BEGIN Input for this task
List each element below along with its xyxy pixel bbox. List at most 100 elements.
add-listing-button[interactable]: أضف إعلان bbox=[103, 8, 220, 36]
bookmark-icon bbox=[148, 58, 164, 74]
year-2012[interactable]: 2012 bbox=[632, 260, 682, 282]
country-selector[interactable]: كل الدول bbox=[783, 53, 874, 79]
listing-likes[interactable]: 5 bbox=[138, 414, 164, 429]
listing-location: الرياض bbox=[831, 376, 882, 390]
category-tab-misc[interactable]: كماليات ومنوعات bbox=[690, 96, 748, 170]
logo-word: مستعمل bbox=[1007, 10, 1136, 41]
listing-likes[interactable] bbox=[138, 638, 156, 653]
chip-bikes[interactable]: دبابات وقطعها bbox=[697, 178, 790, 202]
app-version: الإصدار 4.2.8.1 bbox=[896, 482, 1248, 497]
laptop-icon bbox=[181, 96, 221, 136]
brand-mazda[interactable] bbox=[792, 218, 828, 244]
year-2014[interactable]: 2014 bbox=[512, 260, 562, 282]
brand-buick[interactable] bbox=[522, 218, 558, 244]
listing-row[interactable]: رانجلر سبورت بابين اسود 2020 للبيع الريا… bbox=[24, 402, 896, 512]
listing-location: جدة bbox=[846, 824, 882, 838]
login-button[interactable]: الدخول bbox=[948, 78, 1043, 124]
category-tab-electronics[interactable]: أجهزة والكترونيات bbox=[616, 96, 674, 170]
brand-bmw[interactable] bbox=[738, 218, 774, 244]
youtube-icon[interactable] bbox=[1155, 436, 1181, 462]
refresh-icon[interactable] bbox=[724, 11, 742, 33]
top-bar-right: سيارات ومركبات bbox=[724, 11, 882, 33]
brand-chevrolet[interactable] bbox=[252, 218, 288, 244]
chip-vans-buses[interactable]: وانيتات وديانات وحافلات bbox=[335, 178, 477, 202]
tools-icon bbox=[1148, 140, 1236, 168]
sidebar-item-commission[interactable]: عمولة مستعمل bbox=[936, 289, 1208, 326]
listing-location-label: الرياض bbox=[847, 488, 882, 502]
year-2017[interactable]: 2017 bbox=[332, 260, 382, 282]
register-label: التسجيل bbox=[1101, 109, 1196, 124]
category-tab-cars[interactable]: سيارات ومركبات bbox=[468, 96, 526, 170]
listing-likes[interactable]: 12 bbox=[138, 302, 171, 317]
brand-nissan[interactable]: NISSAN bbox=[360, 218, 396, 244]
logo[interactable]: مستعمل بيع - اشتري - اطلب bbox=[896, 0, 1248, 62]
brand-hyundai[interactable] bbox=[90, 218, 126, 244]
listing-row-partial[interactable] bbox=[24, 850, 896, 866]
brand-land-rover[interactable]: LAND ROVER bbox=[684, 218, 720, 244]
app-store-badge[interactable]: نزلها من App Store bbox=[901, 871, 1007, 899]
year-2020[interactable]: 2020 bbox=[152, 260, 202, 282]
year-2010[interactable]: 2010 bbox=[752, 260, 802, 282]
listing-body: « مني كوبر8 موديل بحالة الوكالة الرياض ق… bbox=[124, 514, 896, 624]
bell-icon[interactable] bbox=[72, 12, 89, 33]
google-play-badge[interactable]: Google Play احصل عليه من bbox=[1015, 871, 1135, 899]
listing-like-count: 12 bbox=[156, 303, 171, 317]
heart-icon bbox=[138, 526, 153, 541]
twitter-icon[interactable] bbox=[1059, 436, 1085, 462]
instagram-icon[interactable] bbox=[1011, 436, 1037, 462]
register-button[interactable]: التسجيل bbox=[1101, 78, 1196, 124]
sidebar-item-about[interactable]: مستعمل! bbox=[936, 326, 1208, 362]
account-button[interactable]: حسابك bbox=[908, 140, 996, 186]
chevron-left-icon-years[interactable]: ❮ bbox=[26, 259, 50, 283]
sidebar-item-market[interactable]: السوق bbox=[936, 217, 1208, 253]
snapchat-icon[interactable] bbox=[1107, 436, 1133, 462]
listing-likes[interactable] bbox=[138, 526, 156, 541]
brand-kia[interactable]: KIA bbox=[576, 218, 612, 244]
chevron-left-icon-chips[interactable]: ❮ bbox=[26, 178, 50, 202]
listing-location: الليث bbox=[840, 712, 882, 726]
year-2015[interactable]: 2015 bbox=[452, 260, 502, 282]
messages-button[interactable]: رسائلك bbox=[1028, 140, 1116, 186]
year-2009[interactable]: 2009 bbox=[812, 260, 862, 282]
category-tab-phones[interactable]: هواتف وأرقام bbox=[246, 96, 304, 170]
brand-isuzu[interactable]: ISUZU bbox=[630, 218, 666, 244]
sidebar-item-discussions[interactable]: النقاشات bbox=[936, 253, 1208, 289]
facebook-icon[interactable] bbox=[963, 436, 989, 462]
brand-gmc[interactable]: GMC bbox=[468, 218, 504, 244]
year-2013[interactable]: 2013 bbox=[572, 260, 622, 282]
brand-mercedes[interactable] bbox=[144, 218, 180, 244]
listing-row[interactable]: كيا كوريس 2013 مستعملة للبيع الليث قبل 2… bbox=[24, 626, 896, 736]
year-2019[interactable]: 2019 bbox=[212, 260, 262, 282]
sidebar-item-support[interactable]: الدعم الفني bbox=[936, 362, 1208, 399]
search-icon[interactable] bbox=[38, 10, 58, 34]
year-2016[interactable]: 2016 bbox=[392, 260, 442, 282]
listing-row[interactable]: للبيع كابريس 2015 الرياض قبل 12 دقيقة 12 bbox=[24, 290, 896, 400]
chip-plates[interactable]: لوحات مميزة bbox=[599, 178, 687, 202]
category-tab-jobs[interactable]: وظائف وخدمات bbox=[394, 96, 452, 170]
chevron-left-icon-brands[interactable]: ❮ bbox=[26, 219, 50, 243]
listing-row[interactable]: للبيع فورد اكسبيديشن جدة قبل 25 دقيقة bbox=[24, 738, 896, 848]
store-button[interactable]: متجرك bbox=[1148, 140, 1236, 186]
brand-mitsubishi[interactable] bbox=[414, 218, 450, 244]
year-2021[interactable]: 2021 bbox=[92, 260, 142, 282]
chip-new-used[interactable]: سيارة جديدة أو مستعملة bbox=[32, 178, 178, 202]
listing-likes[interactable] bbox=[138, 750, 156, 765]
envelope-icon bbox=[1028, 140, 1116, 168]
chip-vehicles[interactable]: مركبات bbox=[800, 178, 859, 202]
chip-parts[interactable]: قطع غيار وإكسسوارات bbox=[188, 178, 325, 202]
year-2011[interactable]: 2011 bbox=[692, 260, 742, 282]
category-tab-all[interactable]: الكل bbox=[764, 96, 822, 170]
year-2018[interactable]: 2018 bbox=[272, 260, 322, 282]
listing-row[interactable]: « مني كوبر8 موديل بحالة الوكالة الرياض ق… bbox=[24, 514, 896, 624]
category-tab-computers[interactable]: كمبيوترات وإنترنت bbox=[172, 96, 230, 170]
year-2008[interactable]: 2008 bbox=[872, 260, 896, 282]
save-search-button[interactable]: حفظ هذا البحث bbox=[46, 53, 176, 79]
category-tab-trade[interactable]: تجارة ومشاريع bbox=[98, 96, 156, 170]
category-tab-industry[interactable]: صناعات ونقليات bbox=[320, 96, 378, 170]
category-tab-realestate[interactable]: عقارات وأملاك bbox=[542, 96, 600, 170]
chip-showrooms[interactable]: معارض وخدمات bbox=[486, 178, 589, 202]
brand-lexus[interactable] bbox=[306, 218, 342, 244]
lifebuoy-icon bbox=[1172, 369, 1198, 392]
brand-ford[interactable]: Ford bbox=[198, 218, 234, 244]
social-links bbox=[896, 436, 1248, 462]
END Input for this task
Format every line of the entries above as a JSON list of strings, one string per line, skipping any blank lines.

[
  "List each element below along with its xyxy pixel bbox. List at most 100 elements.",
  "add-listing-button[interactable]: أضف إعلان bbox=[103, 8, 220, 36]",
  "bookmark-icon bbox=[148, 58, 164, 74]",
  "year-2012[interactable]: 2012 bbox=[632, 260, 682, 282]",
  "country-selector[interactable]: كل الدول bbox=[783, 53, 874, 79]",
  "listing-likes[interactable]: 5 bbox=[138, 414, 164, 429]",
  "listing-location: الرياض bbox=[831, 376, 882, 390]",
  "category-tab-misc[interactable]: كماليات ومنوعات bbox=[690, 96, 748, 170]",
  "logo-word: مستعمل bbox=[1007, 10, 1136, 41]",
  "listing-likes[interactable] bbox=[138, 638, 156, 653]",
  "chip-bikes[interactable]: دبابات وقطعها bbox=[697, 178, 790, 202]",
  "app-version: الإصدار 4.2.8.1 bbox=[896, 482, 1248, 497]",
  "laptop-icon bbox=[181, 96, 221, 136]",
  "brand-mazda[interactable] bbox=[792, 218, 828, 244]",
  "year-2014[interactable]: 2014 bbox=[512, 260, 562, 282]",
  "brand-buick[interactable] bbox=[522, 218, 558, 244]",
  "listing-row[interactable]: رانجلر سبورت بابين اسود 2020 للبيع الريا… bbox=[24, 402, 896, 512]",
  "listing-location: جدة bbox=[846, 824, 882, 838]",
  "login-button[interactable]: الدخول bbox=[948, 78, 1043, 124]",
  "category-tab-electronics[interactable]: أجهزة والكترونيات bbox=[616, 96, 674, 170]",
  "brand-bmw[interactable] bbox=[738, 218, 774, 244]",
  "youtube-icon[interactable] bbox=[1155, 436, 1181, 462]",
  "refresh-icon[interactable] bbox=[724, 11, 742, 33]",
  "top-bar-right: سيارات ومركبات bbox=[724, 11, 882, 33]",
  "brand-chevrolet[interactable] bbox=[252, 218, 288, 244]",
  "chip-vans-buses[interactable]: وانيتات وديانات وحافلات bbox=[335, 178, 477, 202]",
  "tools-icon bbox=[1148, 140, 1236, 168]",
  "sidebar-item-commission[interactable]: عمولة مستعمل bbox=[936, 289, 1208, 326]",
  "listing-location-label: الرياض bbox=[847, 488, 882, 502]",
  "year-2017[interactable]: 2017 bbox=[332, 260, 382, 282]",
  "register-label: التسجيل bbox=[1101, 109, 1196, 124]",
  "category-tab-cars[interactable]: سيارات ومركبات bbox=[468, 96, 526, 170]",
  "listing-likes[interactable]: 12 bbox=[138, 302, 171, 317]",
  "brand-nissan[interactable]: NISSAN bbox=[360, 218, 396, 244]",
  "logo[interactable]: مستعمل بيع - اشتري - اطلب bbox=[896, 0, 1248, 62]",
  "brand-hyundai[interactable] bbox=[90, 218, 126, 244]",
  "listing-row-partial[interactable] bbox=[24, 850, 896, 866]",
  "brand-land-rover[interactable]: LAND ROVER bbox=[684, 218, 720, 244]",
  "app-store-badge[interactable]: نزلها من App Store bbox=[901, 871, 1007, 899]",
  "year-2020[interactable]: 2020 bbox=[152, 260, 202, 282]",
  "year-2010[interactable]: 2010 bbox=[752, 260, 802, 282]",
  "listing-body: « مني كوبر8 موديل بحالة الوكالة الرياض ق… bbox=[124, 514, 896, 624]",
  "bell-icon[interactable] bbox=[72, 12, 89, 33]",
  "google-play-badge[interactable]: Google Play احصل عليه من bbox=[1015, 871, 1135, 899]",
  "listing-like-count: 12 bbox=[156, 303, 171, 317]",
  "heart-icon bbox=[138, 526, 153, 541]",
  "twitter-icon[interactable] bbox=[1059, 436, 1085, 462]",
  "instagram-icon[interactable] bbox=[1011, 436, 1037, 462]",
  "register-button[interactable]: التسجيل bbox=[1101, 78, 1196, 124]",
  "sidebar-item-about[interactable]: مستعمل! bbox=[936, 326, 1208, 362]",
  "account-button[interactable]: حسابك bbox=[908, 140, 996, 186]",
  "chevron-left-icon-years[interactable]: ❮ bbox=[26, 259, 50, 283]",
  "sidebar-item-market[interactable]: السوق bbox=[936, 217, 1208, 253]",
  "snapchat-icon[interactable] bbox=[1107, 436, 1133, 462]",
  "listing-likes[interactable] bbox=[138, 526, 156, 541]",
  "brand-kia[interactable]: KIA bbox=[576, 218, 612, 244]",
  "chevron-left-icon-chips[interactable]: ❮ bbox=[26, 178, 50, 202]",
  "listing-location: الليث bbox=[840, 712, 882, 726]",
  "year-2015[interactable]: 2015 bbox=[452, 260, 502, 282]",
  "messages-button[interactable]: رسائلك bbox=[1028, 140, 1116, 186]",
  "year-2009[interactable]: 2009 bbox=[812, 260, 862, 282]",
  "category-tab-phones[interactable]: هواتف وأرقام bbox=[246, 96, 304, 170]",
  "brand-isuzu[interactable]: ISUZU bbox=[630, 218, 666, 244]",
  "sidebar-item-discussions[interactable]: النقاشات bbox=[936, 253, 1208, 289]",
  "facebook-icon[interactable] bbox=[963, 436, 989, 462]",
  "brand-gmc[interactable]: GMC bbox=[468, 218, 504, 244]",
  "year-2013[interactable]: 2013 bbox=[572, 260, 622, 282]",
  "brand-mercedes[interactable] bbox=[144, 218, 180, 244]",
  "listing-row[interactable]: كيا كوريس 2013 مستعملة للبيع الليث قبل 2… bbox=[24, 626, 896, 736]",
  "year-2019[interactable]: 2019 bbox=[212, 260, 262, 282]",
  "sidebar-item-support[interactable]: الدعم الفني bbox=[936, 362, 1208, 399]",
  "search-icon[interactable] bbox=[38, 10, 58, 34]",
  "year-2016[interactable]: 2016 bbox=[392, 260, 442, 282]",
  "listing-row[interactable]: للبيع كابريس 2015 الرياض قبل 12 دقيقة 12 bbox=[24, 290, 896, 400]",
  "chip-plates[interactable]: لوحات مميزة bbox=[599, 178, 687, 202]",
  "category-tab-jobs[interactable]: وظائف وخدمات bbox=[394, 96, 452, 170]",
  "chevron-left-icon-brands[interactable]: ❮ bbox=[26, 219, 50, 243]",
  "listing-row[interactable]: للبيع فورد اكسبيديشن جدة قبل 25 دقيقة bbox=[24, 738, 896, 848]",
  "store-button[interactable]: متجرك bbox=[1148, 140, 1236, 186]",
  "brand-mitsubishi[interactable] bbox=[414, 218, 450, 244]",
  "year-2021[interactable]: 2021 bbox=[92, 260, 142, 282]",
  "chip-new-used[interactable]: سيارة جديدة أو مستعملة bbox=[32, 178, 178, 202]",
  "listing-likes[interactable] bbox=[138, 750, 156, 765]",
  "envelope-icon bbox=[1028, 140, 1116, 168]",
  "chip-vehicles[interactable]: مركبات bbox=[800, 178, 859, 202]",
  "chip-parts[interactable]: قطع غيار وإكسسوارات bbox=[188, 178, 325, 202]",
  "year-2011[interactable]: 2011 bbox=[692, 260, 742, 282]",
  "category-tab-all[interactable]: الكل bbox=[764, 96, 822, 170]",
  "year-2018[interactable]: 2018 bbox=[272, 260, 322, 282]",
  "listing-row[interactable]: « مني كوبر8 موديل بحالة الوكالة الرياض ق… bbox=[24, 514, 896, 624]",
  "category-tab-computers[interactable]: كمبيوترات وإنترنت bbox=[172, 96, 230, 170]",
  "year-2008[interactable]: 2008 bbox=[872, 260, 896, 282]",
  "save-search-button[interactable]: حفظ هذا البحث bbox=[46, 53, 176, 79]",
  "category-tab-trade[interactable]: تجارة ومشاريع bbox=[98, 96, 156, 170]",
  "category-tab-industry[interactable]: صناعات ونقليات bbox=[320, 96, 378, 170]",
  "category-tab-realestate[interactable]: عقارات وأملاك bbox=[542, 96, 600, 170]",
  "chip-showrooms[interactable]: معارض وخدمات bbox=[486, 178, 589, 202]",
  "brand-lexus[interactable] bbox=[306, 218, 342, 244]",
  "lifebuoy-icon bbox=[1172, 369, 1198, 392]",
  "brand-ford[interactable]: Ford bbox=[198, 218, 234, 244]",
  "social-links bbox=[896, 436, 1248, 462]"
]